* Entries provided
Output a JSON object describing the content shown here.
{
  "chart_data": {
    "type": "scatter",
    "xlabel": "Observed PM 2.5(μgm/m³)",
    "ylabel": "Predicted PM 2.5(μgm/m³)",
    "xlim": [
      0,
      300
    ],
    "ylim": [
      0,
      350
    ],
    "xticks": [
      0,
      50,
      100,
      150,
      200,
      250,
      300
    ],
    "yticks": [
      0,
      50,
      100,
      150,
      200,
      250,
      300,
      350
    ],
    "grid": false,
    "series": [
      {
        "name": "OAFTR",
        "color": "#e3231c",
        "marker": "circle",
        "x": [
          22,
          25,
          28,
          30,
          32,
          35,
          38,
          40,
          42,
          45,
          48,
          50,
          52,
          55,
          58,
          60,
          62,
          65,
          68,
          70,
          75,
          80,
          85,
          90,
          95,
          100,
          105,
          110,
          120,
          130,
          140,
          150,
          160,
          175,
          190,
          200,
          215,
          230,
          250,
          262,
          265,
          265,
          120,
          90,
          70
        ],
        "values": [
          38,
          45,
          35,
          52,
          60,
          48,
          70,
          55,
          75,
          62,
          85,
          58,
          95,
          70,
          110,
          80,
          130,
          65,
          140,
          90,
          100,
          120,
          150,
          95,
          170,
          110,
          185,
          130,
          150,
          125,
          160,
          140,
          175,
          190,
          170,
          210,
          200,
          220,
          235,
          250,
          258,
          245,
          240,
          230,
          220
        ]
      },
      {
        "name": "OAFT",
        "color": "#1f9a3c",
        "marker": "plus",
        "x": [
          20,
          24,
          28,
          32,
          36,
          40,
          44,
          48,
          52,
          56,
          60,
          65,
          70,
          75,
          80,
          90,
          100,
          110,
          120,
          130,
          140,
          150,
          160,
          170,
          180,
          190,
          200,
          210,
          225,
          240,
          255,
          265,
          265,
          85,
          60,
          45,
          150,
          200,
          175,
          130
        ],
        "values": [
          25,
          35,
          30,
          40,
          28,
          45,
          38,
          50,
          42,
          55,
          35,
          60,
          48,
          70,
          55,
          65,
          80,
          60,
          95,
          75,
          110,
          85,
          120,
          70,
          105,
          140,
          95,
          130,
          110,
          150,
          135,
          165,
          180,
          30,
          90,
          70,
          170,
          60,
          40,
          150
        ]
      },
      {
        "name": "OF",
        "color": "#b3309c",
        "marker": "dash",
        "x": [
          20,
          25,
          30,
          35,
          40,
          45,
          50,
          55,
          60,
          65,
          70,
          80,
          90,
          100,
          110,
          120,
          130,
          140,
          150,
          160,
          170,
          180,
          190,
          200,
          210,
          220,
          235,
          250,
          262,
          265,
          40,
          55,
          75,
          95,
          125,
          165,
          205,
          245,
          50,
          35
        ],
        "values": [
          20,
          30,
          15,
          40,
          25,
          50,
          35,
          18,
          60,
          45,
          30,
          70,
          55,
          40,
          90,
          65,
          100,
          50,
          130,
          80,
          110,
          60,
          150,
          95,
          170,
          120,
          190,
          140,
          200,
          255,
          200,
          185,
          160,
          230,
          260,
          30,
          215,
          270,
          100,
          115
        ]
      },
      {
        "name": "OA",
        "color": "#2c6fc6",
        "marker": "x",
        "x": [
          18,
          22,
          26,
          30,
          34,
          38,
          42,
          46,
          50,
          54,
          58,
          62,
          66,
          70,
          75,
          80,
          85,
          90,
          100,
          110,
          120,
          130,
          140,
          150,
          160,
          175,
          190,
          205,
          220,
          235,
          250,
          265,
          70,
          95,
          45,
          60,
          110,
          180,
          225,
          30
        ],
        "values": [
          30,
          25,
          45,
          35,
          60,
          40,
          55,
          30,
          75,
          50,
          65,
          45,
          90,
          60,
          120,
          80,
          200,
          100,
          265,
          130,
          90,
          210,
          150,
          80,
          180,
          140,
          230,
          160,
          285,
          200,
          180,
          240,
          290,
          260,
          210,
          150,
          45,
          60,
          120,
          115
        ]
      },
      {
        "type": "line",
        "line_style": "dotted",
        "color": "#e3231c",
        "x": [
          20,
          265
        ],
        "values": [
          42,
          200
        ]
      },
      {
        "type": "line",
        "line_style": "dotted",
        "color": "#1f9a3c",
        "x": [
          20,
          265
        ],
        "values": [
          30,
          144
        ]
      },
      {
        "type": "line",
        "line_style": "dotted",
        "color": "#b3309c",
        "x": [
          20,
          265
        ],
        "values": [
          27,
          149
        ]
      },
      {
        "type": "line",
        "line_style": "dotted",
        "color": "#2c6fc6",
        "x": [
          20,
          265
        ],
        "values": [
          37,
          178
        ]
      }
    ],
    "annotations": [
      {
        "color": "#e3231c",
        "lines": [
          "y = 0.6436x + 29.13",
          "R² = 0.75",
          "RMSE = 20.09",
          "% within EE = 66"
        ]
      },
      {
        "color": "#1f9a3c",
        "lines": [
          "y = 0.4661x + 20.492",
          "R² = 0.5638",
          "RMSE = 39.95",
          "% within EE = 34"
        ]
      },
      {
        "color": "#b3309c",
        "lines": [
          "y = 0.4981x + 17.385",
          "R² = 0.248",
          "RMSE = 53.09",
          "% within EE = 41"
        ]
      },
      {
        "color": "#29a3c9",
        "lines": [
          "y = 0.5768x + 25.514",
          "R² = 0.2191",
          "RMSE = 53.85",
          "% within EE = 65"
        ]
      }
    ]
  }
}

* Stated problem
Copy every record above exactly as it appears.

* Written reply
Output a JSON object describing the content shown here.
{
  "chart_data": {
    "type": "scatter",
    "xlabel": "Observed PM 2.5(μgm/m³)",
    "ylabel": "Predicted PM 2.5(μgm/m³)",
    "xlim": [
      0,
      300
    ],
    "ylim": [
      0,
      350
    ],
    "xticks": [
      0,
      50,
      100,
      150,
      200,
      250,
      300
    ],
    "yticks": [
      0,
      50,
      100,
      150,
      200,
      250,
      300,
      350
    ],
    "grid": false,
    "series": [
      {
        "name": "OAFTR",
        "color": "#e3231c",
        "marker": "circle",
        "x": [
          22,
          25,
          28,
          30,
          32,
          35,
          38,
          40,
          42,
          45,
          48,
          50,
          52,
          55,
          58,
          60,
          62,
          65,
          68,
          70,
          75,
          80,
          85,
          90,
          95,
          100,
          105,
          110,
          120,
          130,
          140,
          150,
          160,
          175,
          190,
          200,
          215,
          230,
          250,
          262,
          265,
          265,
          120,
          90,
          70
        ],
        "values": [
          38,
          45,
          35,
          52,
          60,
          48,
          70,
          55,
          75,
          62,
          85,
          58,
          95,
          70,
          110,
          80,
          130,
          65,
          140,
          90,
          100,
          120,
          150,
          95,
          170,
          110,
          185,
          130,
          150,
          125,
          160,
          140,
          175,
          190,
          170,
          210,
          200,
          220,
          235,
          250,
          258,
          245,
          240,
          230,
          220
        ]
      },
      {
        "name": "OAFT",
        "color": "#1f9a3c",
        "marker": "plus",
        "x": [
          20,
          24,
          28,
          32,
          36,
          40,
          44,
          48,
          52,
          56,
          60,
          65,
          70,
          75,
          80,
          90,
          100,
          110,
          120,
          130,
          140,
          150,
          160,
          170,
          180,
          190,
          200,
          210,
          225,
          240,
          255,
          265,
          265,
          85,
          60,
          45,
          150,
          200,
          175,
          130
        ],
        "values": [
          25,
          35,
          30,
          40,
          28,
          45,
          38,
          50,
          42,
          55,
          35,
          60,
          48,
          70,
          55,
          65,
          80,
          60,
          95,
          75,
          110,
          85,
          120,
          70,
          105,
          140,
          95,
          130,
          110,
          150,
          135,
          165,
          180,
          30,
          90,
          70,
          170,
          60,
          40,
          150
        ]
      },
      {
        "name": "OF",
        "color": "#b3309c",
        "marker": "dash",
        "x": [
          20,
          25,
          30,
          35,
          40,
          45,
          50,
          55,
          60,
          65,
          70,
          80,
          90,
          100,
          110,
          120,
          130,
          140,
          150,
          160,
          170,
          180,
          190,
          200,
          210,
          220,
          235,
          250,
          262,
          265,
          40,
          55,
          75,
          95,
          125,
          165,
          205,
          245,
          50,
          35
        ],
        "values": [
          20,
          30,
          15,
          40,
          25,
          50,
          35,
          18,
          60,
          45,
          30,
          70,
          55,
          40,
          90,
          65,
          100,
          50,
          130,
          80,
          110,
          60,
          150,
          95,
          170,
          120,
          190,
          140,
          200,
          255,
          200,
          185,
          160,
          230,
          260,
          30,
          215,
          270,
          100,
          115
        ]
      },
      {
        "name": "OA",
        "color": "#2c6fc6",
        "marker": "x",
        "x": [
          18,
          22,
          26,
          30,
          34,
          38,
          42,
          46,
          50,
          54,
          58,
          62,
          66,
          70,
          75,
          80,
          85,
          90,
          100,
          110,
          120,
          130,
          140,
          150,
          160,
          175,
          190,
          205,
          220,
          235,
          250,
          265,
          70,
          95,
          45,
          60,
          110,
          180,
          225,
          30
        ],
        "values": [
          30,
          25,
          45,
          35,
          60,
          40,
          55,
          30,
          75,
          50,
          65,
          45,
          90,
          60,
          120,
          80,
          200,
          100,
          265,
          130,
          90,
          210,
          150,
          80,
          180,
          140,
          230,
          160,
          285,
          200,
          180,
          240,
          290,
          260,
          210,
          150,
          45,
          60,
          120,
          115
        ]
      },
      {
        "type": "line",
        "line_style": "dotted",
        "color": "#e3231c",
        "x": [
          20,
          265
        ],
        "values": [
          42,
          200
        ]
      },
      {
        "type": "line",
        "line_style": "dotted",
        "color": "#1f9a3c",
        "x": [
          20,
          265
        ],
        "values": [
          30,
          144
        ]
      },
      {
        "type": "line",
        "line_style": "dotted",
        "color": "#b3309c",
        "x": [
          20,
          265
        ],
        "values": [
          27,
          149
        ]
      },
      {
        "type": "line",
        "line_style": "dotted",
        "color": "#2c6fc6",
        "x": [
          20,
          265
        ],
        "values": [
          37,
          178
        ]
      }
    ],
    "annotations": [
      {
        "color": "#e3231c",
        "lines": [
          "y = 0.6436x + 29.13",
          "R² = 0.75",
          "RMSE = 20.09",
          "% within EE = 66"
        ]
      },
      {
        "color": "#1f9a3c",
        "lines": [
          "y = 0.4661x + 20.492",
          "R² = 0.5638",
          "RMSE = 39.95",
          "% within EE = 34"
        ]
      },
      {
        "color": "#b3309c",
        "lines": [
          "y = 0.4981x + 17.385",
          "R² = 0.248",
          "RMSE = 53.09",
          "% within EE = 41"
        ]
      },
      {
        "color": "#29a3c9",
        "lines": [
          "y = 0.5768x + 25.514",
          "R² = 0.2191",
          "RMSE = 53.85",
          "% within EE = 65"
        ]
      }
    ]
  }
}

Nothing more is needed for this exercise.